Goal: Tally every line of the listing where the string "масла" is found, and state the total alone.

* start Exercise input *

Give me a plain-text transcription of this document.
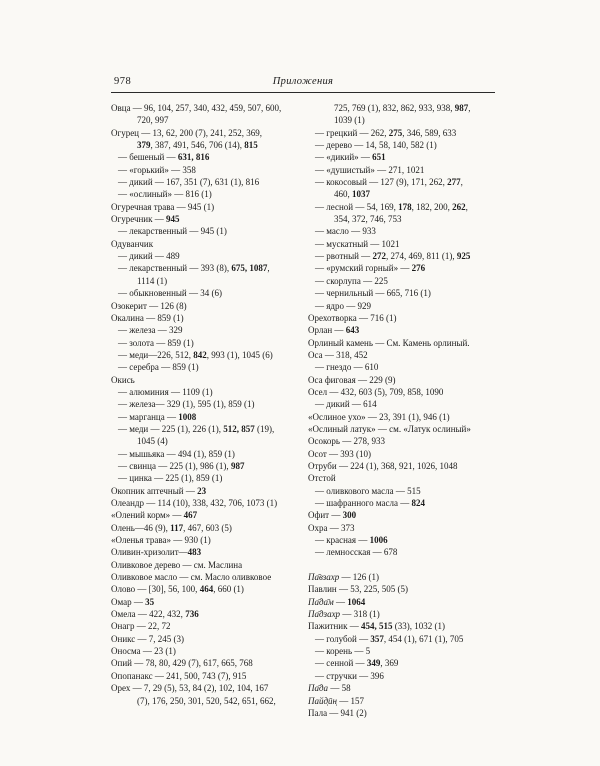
978	Приложения
Овца — 96, 104, 257, 340, 432, 459, 507, 600,
720, 997
Огурец — 13, 62, 200 (7), 241, 252, 369,
379, 387, 491, 546, 706 (14), 815
— бешеный — 631, 816
— «горький» — 358
— дикий — 167, 351 (7), 631 (1), 816
— «ослиный» — 816 (1)
Огуречная трава — 945 (1)
Огуречник — 945
— лекарственный — 945 (1)
Одуванчик
— дикий — 489
— лекарственный — 393 (8), 675, 1087,
1114 (1)
— обыкновенный — 34 (6)
Озокерит — 126 (8)
Окалина — 859 (1)
— железа — 329
— золота — 859 (1)
— меди—226, 512, 842, 993 (1), 1045 (6)
— серебра — 859 (1)
Окись
— алюминия — 1109 (1)
— железа— 329 (1), 595 (1), 859 (1)
— марганца — 1008
— меди — 225 (1), 226 (1), 512, 857 (19),
1045 (4)
— мышьяка — 494 (1), 859 (1)
— свинца — 225 (1), 986 (1), 987
— цинка — 225 (1), 859 (1)
Окопник аптечный — 23
Олеандр — 114 (10), 338, 432, 706, 1073 (1)
«Олений корм» — 467
Олень—46 (9), 117, 467, 603 (5)
«Оленья трава» — 930 (1)
Оливин-хризолит—483
Оливковое дерево — см. Маслина
Оливковое масло — см. Масло оливковое
Олово — [30], 56, 100, 464, 660 (1)
Омар — 35
Омела — 422, 432, 736
Онагр — 22, 72
Оникс — 7, 245 (3)
Оносма — 23 (1)
Опий — 78, 80, 429 (7), 617, 665, 768
Опопанакс — 241, 500, 743 (7), 915
Орех — 7, 29 (5), 53, 84 (2), 102, 104, 167
(7), 176, 250, 301, 520, 542, 651, 662,
725, 769 (1), 832, 862, 933, 938, 987,
1039 (1)
— грецкий — 262, 275, 346, 589, 633
— дерево — 14, 58, 140, 582 (1)
— «дикий» — 651
— «душистый» — 271, 1021
— кокосовый — 127 (9), 171, 262, 277,
460, 1037
— лесной — 54, 169, 178, 182, 200, 262,
354, 372, 746, 753
— масло — 933
— мускатный — 1021
— рвотный — 272, 274, 469, 811 (1), 925
— «румский горный» — 276
— скорлупа — 225
— чернильный — 665, 716 (1)
— ядро — 929
Орехотворка — 716 (1)
Орлан — 643
Орлиный камень — См. Камень орлиный.
Оса — 318, 452
— гнездо — 610
Оса фиговая — 229 (9)
Осел — 432, 603 (5), 709, 858, 1090
— дикий — 614
«Ослиное ухо» — 23, 391 (1), 946 (1)
«Ослиный латук» — см. «Латук ослиный»
Осокорь — 278, 933
Осот — 393 (10)
Отруби — 224 (1), 368, 921, 1026, 1048
Отстой
— оливкового масла — 515
— шафранного масла — 824
Офит — 300
Охра — 373
— красная — 1006
— лемносская — 678

Па̄взахр — 126 (1)
Павлин — 53, 225, 505 (5)
Па̄да̄м — 1064
Па̄дзахр — 318 (1)
Пажитник — 454, 515 (33), 1032 (1)
— голубой — 357, 454 (1), 671 (1), 705
— корень — 5
— сенной — 349, 369
— стручки — 396
Па̄да — 58
Пайд̣ӣн̣ — 157
Пала — 941 (2)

* end Exercise input *

Output for this task: 2